[Structured figure records]

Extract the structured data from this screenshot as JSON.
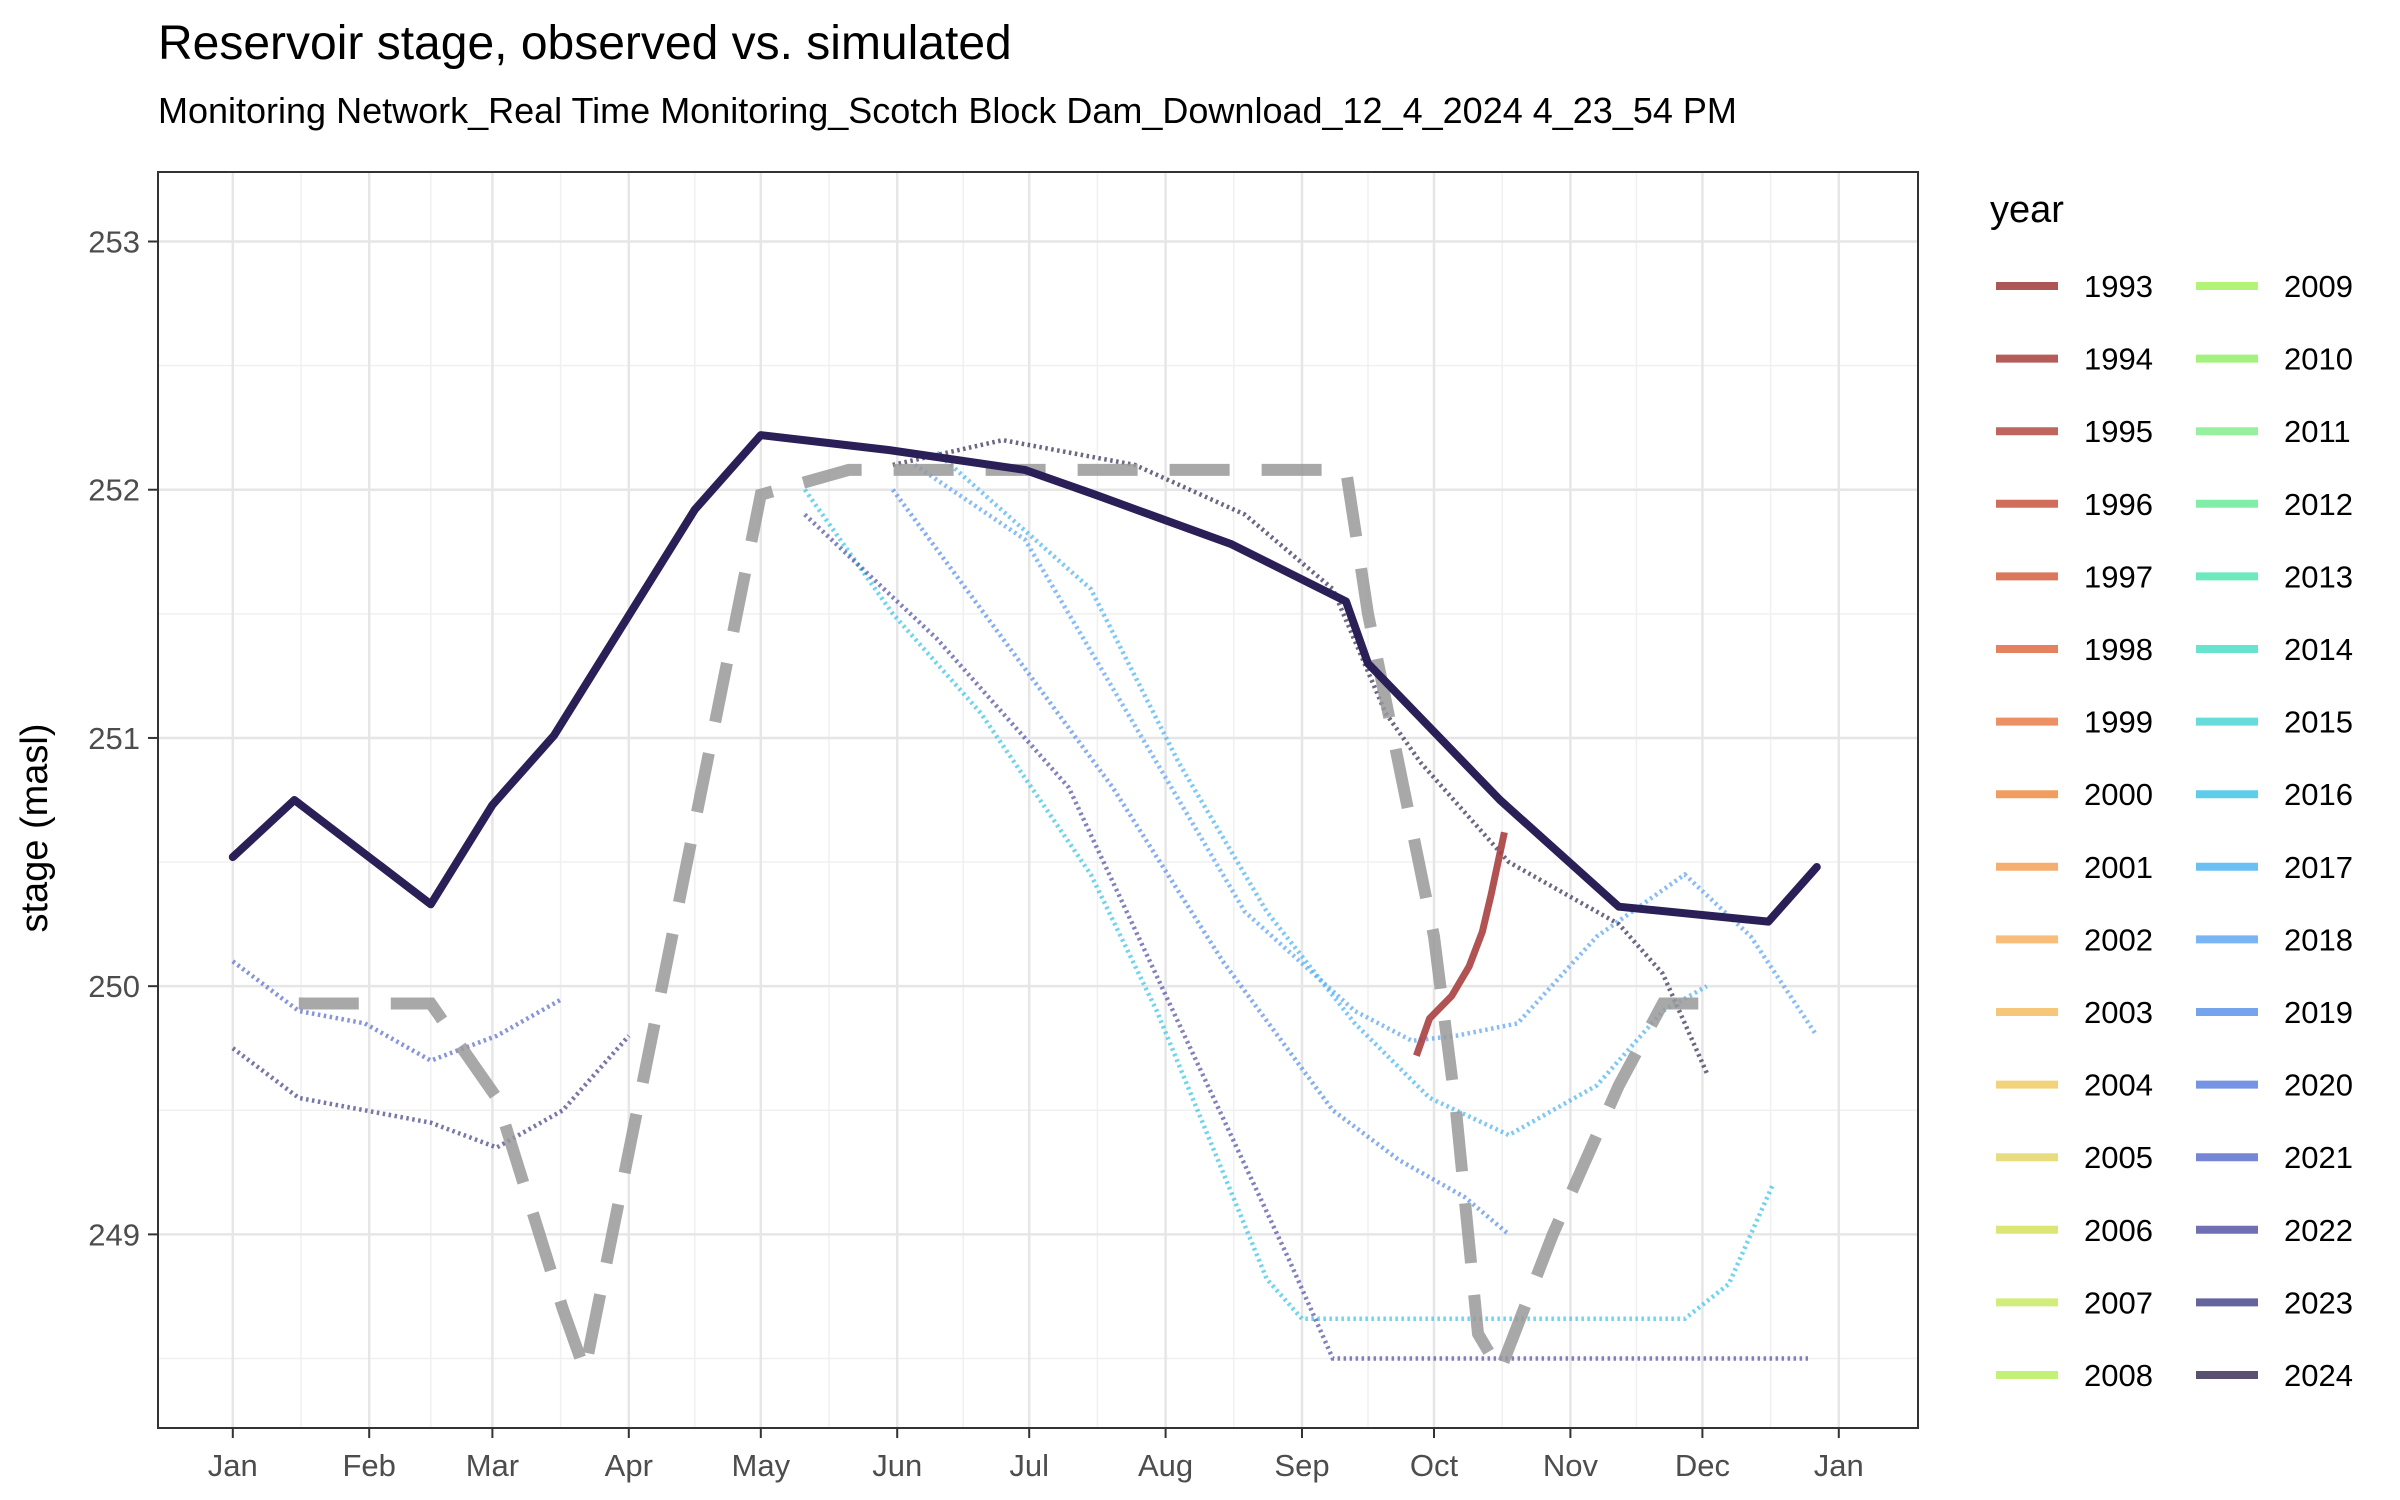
{
  "title": "Reservoir stage, observed vs. simulated",
  "subtitle": "Monitoring Network_Real Time Monitoring_Scotch Block Dam_Download_12_4_2024 4_23_54 PM",
  "chart_data": {
    "type": "line",
    "ylabel": "stage (masl)",
    "xlabel": "",
    "x_ticks": [
      "Jan",
      "Feb",
      "Mar",
      "Apr",
      "May",
      "Jun",
      "Jul",
      "Aug",
      "Sep",
      "Oct",
      "Nov",
      "Dec",
      "Jan"
    ],
    "y_ticks": [
      249,
      250,
      251,
      252,
      253
    ],
    "xlim_days": [
      -17,
      383
    ],
    "ylim": [
      248.22,
      253.28
    ],
    "grid": true,
    "legend": {
      "title": "year",
      "placement": "right",
      "entries": [
        {
          "year": "1993",
          "color": "#9E3A38"
        },
        {
          "year": "1994",
          "color": "#A8413C"
        },
        {
          "year": "1995",
          "color": "#B54A42"
        },
        {
          "year": "1996",
          "color": "#C8553F"
        },
        {
          "year": "1997",
          "color": "#D5603E"
        },
        {
          "year": "1998",
          "color": "#E06D45"
        },
        {
          "year": "1999",
          "color": "#EA7E4A"
        },
        {
          "year": "2000",
          "color": "#F08C45"
        },
        {
          "year": "2001",
          "color": "#F59F58"
        },
        {
          "year": "2002",
          "color": "#F7B262"
        },
        {
          "year": "2003",
          "color": "#F5BE61"
        },
        {
          "year": "2004",
          "color": "#F1CC63"
        },
        {
          "year": "2005",
          "color": "#E5D868"
        },
        {
          "year": "2006",
          "color": "#D7E25E"
        },
        {
          "year": "2007",
          "color": "#CCEB66"
        },
        {
          "year": "2008",
          "color": "#B9EF5F"
        },
        {
          "year": "2009",
          "color": "#A6F25D"
        },
        {
          "year": "2010",
          "color": "#92F067"
        },
        {
          "year": "2011",
          "color": "#86EE8C"
        },
        {
          "year": "2012",
          "color": "#6CEC9A"
        },
        {
          "year": "2013",
          "color": "#55E6B2"
        },
        {
          "year": "2014",
          "color": "#4EE0C6"
        },
        {
          "year": "2015",
          "color": "#4ED6D8"
        },
        {
          "year": "2016",
          "color": "#41C5E6"
        },
        {
          "year": "2017",
          "color": "#52B6F2"
        },
        {
          "year": "2018",
          "color": "#62A7F4"
        },
        {
          "year": "2019",
          "color": "#5D93EC"
        },
        {
          "year": "2020",
          "color": "#5E82DF"
        },
        {
          "year": "2021",
          "color": "#5F70CF"
        },
        {
          "year": "2022",
          "color": "#5757A8"
        },
        {
          "year": "2023",
          "color": "#4B4A8C"
        },
        {
          "year": "2024",
          "color": "#3E3358"
        }
      ]
    },
    "series": [
      {
        "name": "",
        "role": "simulated-main",
        "color": "#2A1F57",
        "x": [
          0,
          14,
          45,
          59,
          73,
          105,
          120,
          149,
          180,
          196,
          227,
          253,
          258,
          288,
          315,
          349,
          360
        ],
        "y": [
          250.52,
          250.75,
          250.33,
          250.73,
          251.01,
          251.92,
          252.22,
          252.16,
          252.08,
          251.98,
          251.78,
          251.55,
          251.3,
          250.75,
          250.32,
          250.26,
          250.48
        ]
      },
      {
        "name": "",
        "role": "simulated-dashed",
        "color": "#999999",
        "x": [
          15,
          45,
          60,
          75,
          80,
          120,
          140,
          160,
          200,
          218,
          228,
          253,
          258,
          273,
          278,
          283,
          288,
          300,
          315,
          325,
          340
        ],
        "y": [
          249.93,
          249.93,
          249.55,
          248.7,
          248.45,
          251.98,
          252.08,
          252.08,
          252.08,
          252.08,
          252.08,
          252.08,
          251.5,
          250.2,
          249.5,
          248.6,
          248.45,
          249.0,
          249.6,
          249.93,
          249.93
        ]
      },
      {
        "name": "1993",
        "role": "observed-line",
        "color": "#A84040",
        "x": [
          269,
          272,
          277,
          281,
          284,
          286,
          289
        ],
        "y": [
          249.72,
          249.87,
          249.96,
          250.08,
          250.22,
          250.37,
          250.62
        ]
      },
      {
        "name": "2016",
        "role": "observed-trace",
        "color": "#41C5E6",
        "x": [
          130,
          150,
          170,
          195,
          210,
          235,
          243,
          330,
          340,
          350
        ],
        "y": [
          252.0,
          251.5,
          251.1,
          250.45,
          249.9,
          248.82,
          248.66,
          248.66,
          248.8,
          249.2
        ]
      },
      {
        "name": "2022",
        "role": "observed-trace",
        "color": "#5757A8",
        "x": [
          130,
          160,
          190,
          215,
          240,
          250,
          260,
          280,
          300,
          330,
          358
        ],
        "y": [
          251.9,
          251.4,
          250.8,
          249.85,
          248.9,
          248.5,
          248.5,
          248.5,
          248.5,
          248.5,
          248.5
        ]
      },
      {
        "name": "2019",
        "role": "observed-trace",
        "color": "#5D93EC",
        "x": [
          150,
          175,
          200,
          225,
          250,
          265,
          280,
          290
        ],
        "y": [
          252.0,
          251.4,
          250.8,
          250.1,
          249.5,
          249.3,
          249.15,
          249.0
        ]
      },
      {
        "name": "2018",
        "role": "observed-trace",
        "color": "#62A7F4",
        "x": [
          155,
          180,
          200,
          230,
          255,
          268,
          278,
          292,
          310,
          330,
          345,
          360
        ],
        "y": [
          252.1,
          251.8,
          251.2,
          250.3,
          249.9,
          249.78,
          249.8,
          249.85,
          250.2,
          250.45,
          250.2,
          249.8
        ]
      },
      {
        "name": "2017",
        "role": "observed-trace",
        "color": "#52B6F2",
        "x": [
          160,
          195,
          215,
          235,
          255,
          272,
          290,
          310,
          325,
          335
        ],
        "y": [
          252.15,
          251.6,
          250.9,
          250.3,
          249.85,
          249.55,
          249.4,
          249.6,
          249.9,
          250.0
        ]
      },
      {
        "name": "2024",
        "role": "observed-trace",
        "color": "#3E3358",
        "x": [
          150,
          175,
          205,
          230,
          250,
          262,
          270,
          280,
          290,
          300,
          315,
          325,
          335
        ],
        "y": [
          252.1,
          252.2,
          252.1,
          251.9,
          251.6,
          251.1,
          250.9,
          250.7,
          250.5,
          250.4,
          250.25,
          250.05,
          249.65
        ]
      },
      {
        "name": "2023",
        "role": "observed-trace",
        "color": "#4B4A8C",
        "x": [
          0,
          15,
          30,
          45,
          60,
          75,
          90
        ],
        "y": [
          249.75,
          249.55,
          249.5,
          249.45,
          249.35,
          249.5,
          249.8
        ]
      },
      {
        "name": "2021",
        "role": "observed-trace",
        "color": "#5F70CF",
        "x": [
          0,
          15,
          30,
          45,
          60,
          75
        ],
        "y": [
          250.1,
          249.9,
          249.85,
          249.7,
          249.8,
          249.95
        ]
      }
    ]
  }
}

YOUR TASK
Pull out every line in the data above that has the word "name".

SOLUTION
        "name": "",
        "name": "",
        "name": "1993",
        "name": "2016",
        "name": "2022",
        "name": "2019",
        "name": "2018",
        "name": "2017",
        "name": "2024",
        "name": "2023",
        "name": "2021",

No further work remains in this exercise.